▶ WHAT YOU WILL DO:
Count how many lines below contain the word "smoothed", then give that number alone.

▶ PROVIDED ENTRIES:
####################

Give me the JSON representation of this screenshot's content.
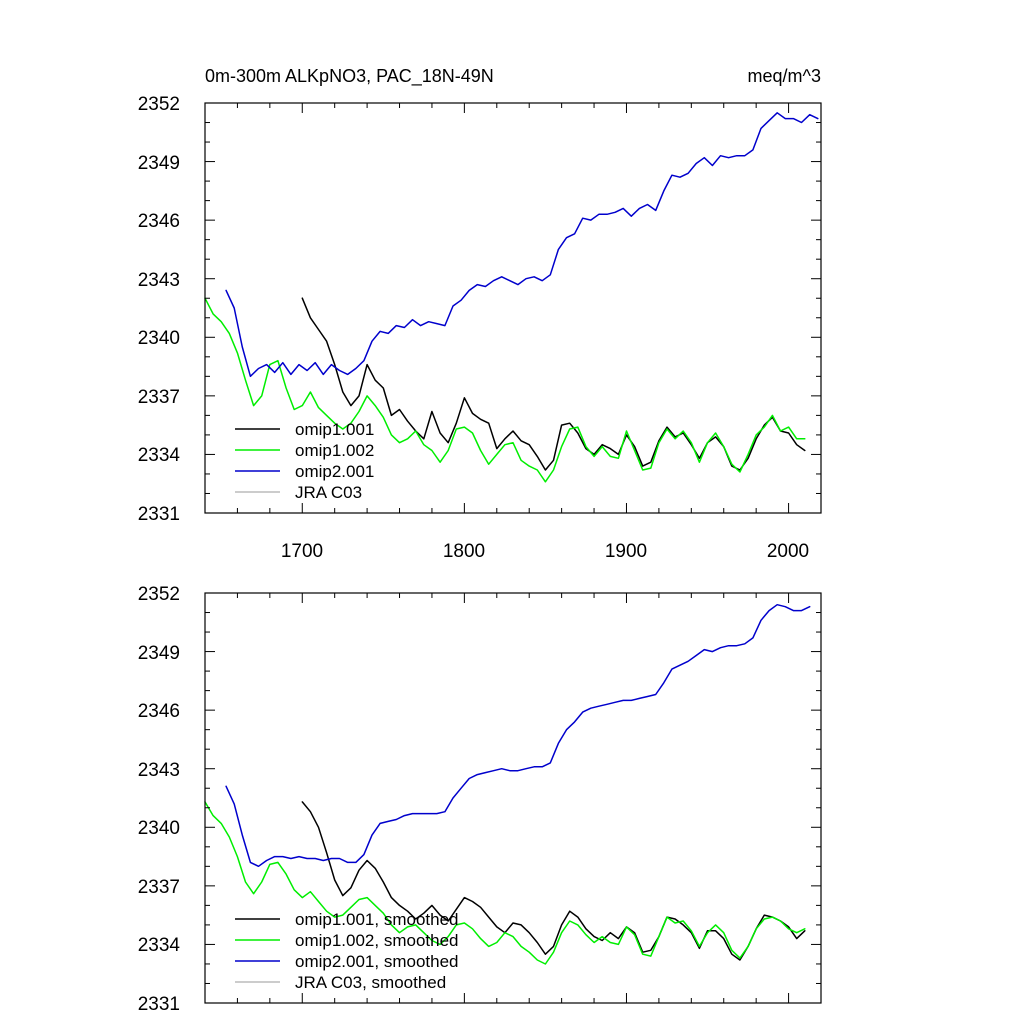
{
  "chart_data": [
    {
      "type": "line",
      "title": "0m-300m ALKpNO3, PAC_18N-49N",
      "units": "meq/m^3",
      "xlim": [
        1640,
        2020
      ],
      "ylim": [
        2331,
        2352
      ],
      "yticks": [
        "2331",
        "2334",
        "2337",
        "2340",
        "2343",
        "2346",
        "2349",
        "2352"
      ],
      "xticks": [
        "1700",
        "1800",
        "1900",
        "2000"
      ],
      "legend_position": "lower-left",
      "series": [
        {
          "name": "omip1.001",
          "color": "#000000",
          "x": [
            1700,
            1705,
            1710,
            1715,
            1720,
            1725,
            1730,
            1735,
            1740,
            1745,
            1750,
            1755,
            1760,
            1765,
            1770,
            1775,
            1780,
            1785,
            1790,
            1795,
            1800,
            1805,
            1810,
            1815,
            1820,
            1825,
            1830,
            1835,
            1840,
            1845,
            1850,
            1855,
            1860,
            1865,
            1870,
            1875,
            1880,
            1885,
            1890,
            1895,
            1900,
            1905,
            1910,
            1915,
            1920,
            1925,
            1930,
            1935,
            1940,
            1945,
            1950,
            1955,
            1960,
            1965,
            1970,
            1975,
            1980,
            1985,
            1990,
            1995,
            2000,
            2005,
            2010
          ],
          "y": [
            2342.0,
            2341.0,
            2340.4,
            2339.8,
            2338.6,
            2337.2,
            2336.5,
            2337.0,
            2338.6,
            2337.8,
            2337.4,
            2336.0,
            2336.3,
            2335.7,
            2335.2,
            2334.8,
            2336.2,
            2335.1,
            2334.6,
            2335.6,
            2336.9,
            2336.1,
            2335.8,
            2335.6,
            2334.3,
            2334.8,
            2335.2,
            2334.7,
            2334.5,
            2333.9,
            2333.2,
            2333.7,
            2335.5,
            2335.6,
            2335.1,
            2334.3,
            2334.0,
            2334.5,
            2334.3,
            2334.0,
            2335.0,
            2334.4,
            2333.4,
            2333.6,
            2334.7,
            2335.4,
            2334.9,
            2335.1,
            2334.5,
            2333.8,
            2334.6,
            2334.9,
            2334.4,
            2333.4,
            2333.2,
            2333.8,
            2334.8,
            2335.5,
            2335.9,
            2335.2,
            2335.1,
            2334.5,
            2334.2
          ]
        },
        {
          "name": "omip1.002",
          "color": "#00ee00",
          "x": [
            1640,
            1645,
            1650,
            1655,
            1660,
            1665,
            1670,
            1675,
            1680,
            1685,
            1690,
            1695,
            1700,
            1705,
            1710,
            1715,
            1720,
            1725,
            1730,
            1735,
            1740,
            1745,
            1750,
            1755,
            1760,
            1765,
            1770,
            1775,
            1780,
            1785,
            1790,
            1795,
            1800,
            1805,
            1810,
            1815,
            1820,
            1825,
            1830,
            1835,
            1840,
            1845,
            1850,
            1855,
            1860,
            1865,
            1870,
            1875,
            1880,
            1885,
            1890,
            1895,
            1900,
            1905,
            1910,
            1915,
            1920,
            1925,
            1930,
            1935,
            1940,
            1945,
            1950,
            1955,
            1960,
            1965,
            1970,
            1975,
            1980,
            1985,
            1990,
            1995,
            2000,
            2005,
            2010
          ],
          "y": [
            2342.0,
            2341.2,
            2340.8,
            2340.2,
            2339.2,
            2337.8,
            2336.5,
            2337.0,
            2338.6,
            2338.8,
            2337.4,
            2336.3,
            2336.5,
            2337.2,
            2336.4,
            2336.0,
            2335.6,
            2335.3,
            2335.6,
            2336.2,
            2337.0,
            2336.5,
            2335.9,
            2335.0,
            2334.6,
            2334.8,
            2335.2,
            2334.5,
            2334.2,
            2333.6,
            2334.2,
            2335.3,
            2335.4,
            2335.1,
            2334.2,
            2333.5,
            2334.0,
            2334.5,
            2334.6,
            2333.7,
            2333.4,
            2333.2,
            2332.6,
            2333.2,
            2334.4,
            2335.3,
            2335.4,
            2334.4,
            2333.9,
            2334.4,
            2333.9,
            2333.8,
            2335.2,
            2334.2,
            2333.2,
            2333.3,
            2334.6,
            2335.3,
            2334.8,
            2335.2,
            2334.6,
            2333.6,
            2334.6,
            2335.1,
            2334.4,
            2333.5,
            2333.1,
            2334.0,
            2335.0,
            2335.4,
            2336.0,
            2335.2,
            2335.4,
            2334.8,
            2334.8
          ]
        },
        {
          "name": "omip2.001",
          "color": "#0000cc",
          "x": [
            1653,
            1658,
            1663,
            1668,
            1673,
            1678,
            1683,
            1688,
            1693,
            1698,
            1703,
            1708,
            1713,
            1718,
            1723,
            1728,
            1733,
            1738,
            1743,
            1748,
            1753,
            1758,
            1763,
            1768,
            1773,
            1778,
            1783,
            1788,
            1793,
            1798,
            1803,
            1808,
            1813,
            1818,
            1823,
            1828,
            1833,
            1838,
            1843,
            1848,
            1853,
            1858,
            1863,
            1868,
            1873,
            1878,
            1883,
            1888,
            1893,
            1898,
            1903,
            1908,
            1913,
            1918,
            1923,
            1928,
            1933,
            1938,
            1943,
            1948,
            1953,
            1958,
            1963,
            1968,
            1973,
            1978,
            1983,
            1988,
            1993,
            1998,
            2003,
            2008,
            2013,
            2018
          ],
          "y": [
            2342.4,
            2341.5,
            2339.5,
            2338.0,
            2338.4,
            2338.6,
            2338.2,
            2338.7,
            2338.1,
            2338.6,
            2338.3,
            2338.7,
            2338.1,
            2338.6,
            2338.3,
            2338.1,
            2338.4,
            2338.8,
            2339.8,
            2340.3,
            2340.2,
            2340.6,
            2340.5,
            2340.9,
            2340.6,
            2340.8,
            2340.7,
            2340.6,
            2341.6,
            2341.9,
            2342.4,
            2342.7,
            2342.6,
            2342.9,
            2343.1,
            2342.9,
            2342.7,
            2343.0,
            2343.1,
            2342.9,
            2343.2,
            2344.5,
            2345.1,
            2345.3,
            2346.1,
            2346.0,
            2346.3,
            2346.3,
            2346.4,
            2346.6,
            2346.2,
            2346.6,
            2346.8,
            2346.5,
            2347.5,
            2348.3,
            2348.2,
            2348.4,
            2348.9,
            2349.2,
            2348.8,
            2349.3,
            2349.2,
            2349.3,
            2349.3,
            2349.6,
            2350.7,
            2351.1,
            2351.5,
            2351.2,
            2351.2,
            2351.0,
            2351.4,
            2351.2
          ]
        },
        {
          "name": "JRA C03",
          "color": "#bbbbbb",
          "x": [],
          "y": []
        }
      ]
    },
    {
      "type": "line",
      "title": "",
      "units": "",
      "xlim": [
        1640,
        2020
      ],
      "ylim": [
        2331,
        2352
      ],
      "yticks": [
        "2331",
        "2334",
        "2337",
        "2340",
        "2343",
        "2346",
        "2349",
        "2352"
      ],
      "xticks": [],
      "legend_position": "lower-left",
      "series": [
        {
          "name": "omip1.001, smoothed",
          "color": "#000000",
          "x": [
            1700,
            1705,
            1710,
            1715,
            1720,
            1725,
            1730,
            1735,
            1740,
            1745,
            1750,
            1755,
            1760,
            1765,
            1770,
            1775,
            1780,
            1785,
            1790,
            1795,
            1800,
            1805,
            1810,
            1815,
            1820,
            1825,
            1830,
            1835,
            1840,
            1845,
            1850,
            1855,
            1860,
            1865,
            1870,
            1875,
            1880,
            1885,
            1890,
            1895,
            1900,
            1905,
            1910,
            1915,
            1920,
            1925,
            1930,
            1935,
            1940,
            1945,
            1950,
            1955,
            1960,
            1965,
            1970,
            1975,
            1980,
            1985,
            1990,
            1995,
            2000,
            2005,
            2010
          ],
          "y": [
            2341.3,
            2340.8,
            2340.0,
            2338.7,
            2337.3,
            2336.5,
            2336.9,
            2337.8,
            2338.3,
            2337.9,
            2337.2,
            2336.4,
            2336.0,
            2335.7,
            2335.3,
            2335.6,
            2336.0,
            2335.5,
            2335.2,
            2335.8,
            2336.4,
            2336.2,
            2335.9,
            2335.4,
            2334.9,
            2334.6,
            2335.1,
            2335.0,
            2334.6,
            2334.1,
            2333.5,
            2333.9,
            2335.0,
            2335.7,
            2335.4,
            2334.8,
            2334.4,
            2334.2,
            2334.6,
            2334.3,
            2334.9,
            2334.6,
            2333.6,
            2333.7,
            2334.4,
            2335.4,
            2335.3,
            2335.0,
            2334.6,
            2333.8,
            2334.7,
            2334.7,
            2334.3,
            2333.5,
            2333.2,
            2333.9,
            2334.8,
            2335.5,
            2335.4,
            2335.2,
            2334.9,
            2334.3,
            2334.7
          ]
        },
        {
          "name": "omip1.002, smoothed",
          "color": "#00ee00",
          "x": [
            1640,
            1645,
            1650,
            1655,
            1660,
            1665,
            1670,
            1675,
            1680,
            1685,
            1690,
            1695,
            1700,
            1705,
            1710,
            1715,
            1720,
            1725,
            1730,
            1735,
            1740,
            1745,
            1750,
            1755,
            1760,
            1765,
            1770,
            1775,
            1780,
            1785,
            1790,
            1795,
            1800,
            1805,
            1810,
            1815,
            1820,
            1825,
            1830,
            1835,
            1840,
            1845,
            1850,
            1855,
            1860,
            1865,
            1870,
            1875,
            1880,
            1885,
            1890,
            1895,
            1900,
            1905,
            1910,
            1915,
            1920,
            1925,
            1930,
            1935,
            1940,
            1945,
            1950,
            1955,
            1960,
            1965,
            1970,
            1975,
            1980,
            1985,
            1990,
            1995,
            2000,
            2005,
            2010
          ],
          "y": [
            2341.3,
            2340.6,
            2340.2,
            2339.5,
            2338.5,
            2337.2,
            2336.6,
            2337.2,
            2338.1,
            2338.2,
            2337.6,
            2336.8,
            2336.4,
            2336.7,
            2336.2,
            2335.7,
            2335.4,
            2335.5,
            2335.9,
            2336.3,
            2336.4,
            2336.0,
            2335.6,
            2335.0,
            2334.6,
            2334.9,
            2335.0,
            2334.6,
            2334.2,
            2334.0,
            2334.4,
            2335.0,
            2335.1,
            2334.8,
            2334.3,
            2333.9,
            2334.1,
            2334.6,
            2334.4,
            2333.9,
            2333.6,
            2333.2,
            2333.0,
            2333.6,
            2334.6,
            2335.2,
            2335.0,
            2334.5,
            2334.1,
            2334.4,
            2334.1,
            2334.0,
            2334.9,
            2334.5,
            2333.5,
            2333.4,
            2334.4,
            2335.4,
            2335.1,
            2335.2,
            2334.7,
            2333.9,
            2334.6,
            2335.0,
            2334.6,
            2333.7,
            2333.3,
            2333.9,
            2334.8,
            2335.3,
            2335.4,
            2335.2,
            2334.8,
            2334.6,
            2334.8
          ]
        },
        {
          "name": "omip2.001, smoothed",
          "color": "#0000cc",
          "x": [
            1653,
            1658,
            1663,
            1668,
            1673,
            1678,
            1683,
            1688,
            1693,
            1698,
            1703,
            1708,
            1713,
            1718,
            1723,
            1728,
            1733,
            1738,
            1743,
            1748,
            1753,
            1758,
            1763,
            1768,
            1773,
            1778,
            1783,
            1788,
            1793,
            1798,
            1803,
            1808,
            1813,
            1818,
            1823,
            1828,
            1833,
            1838,
            1843,
            1848,
            1853,
            1858,
            1863,
            1868,
            1873,
            1878,
            1883,
            1888,
            1893,
            1898,
            1903,
            1908,
            1913,
            1918,
            1923,
            1928,
            1933,
            1938,
            1943,
            1948,
            1953,
            1958,
            1963,
            1968,
            1973,
            1978,
            1983,
            1988,
            1993,
            1998,
            2003,
            2008,
            2013
          ],
          "y": [
            2342.1,
            2341.2,
            2339.6,
            2338.2,
            2338.0,
            2338.3,
            2338.5,
            2338.5,
            2338.4,
            2338.5,
            2338.4,
            2338.4,
            2338.3,
            2338.4,
            2338.4,
            2338.2,
            2338.2,
            2338.6,
            2339.6,
            2340.2,
            2340.3,
            2340.4,
            2340.6,
            2340.7,
            2340.7,
            2340.7,
            2340.7,
            2340.8,
            2341.5,
            2342.0,
            2342.5,
            2342.7,
            2342.8,
            2342.9,
            2343.0,
            2342.9,
            2342.9,
            2343.0,
            2343.1,
            2343.1,
            2343.3,
            2344.3,
            2345.0,
            2345.4,
            2345.9,
            2346.1,
            2346.2,
            2346.3,
            2346.4,
            2346.5,
            2346.5,
            2346.6,
            2346.7,
            2346.8,
            2347.4,
            2348.1,
            2348.3,
            2348.5,
            2348.8,
            2349.1,
            2349.0,
            2349.2,
            2349.3,
            2349.3,
            2349.4,
            2349.7,
            2350.6,
            2351.1,
            2351.4,
            2351.3,
            2351.1,
            2351.1,
            2351.3
          ]
        },
        {
          "name": "JRA C03, smoothed",
          "color": "#bbbbbb",
          "x": [],
          "y": []
        }
      ]
    }
  ]
}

####################

▶ SOLUTION TO THIS EXERCISE:
4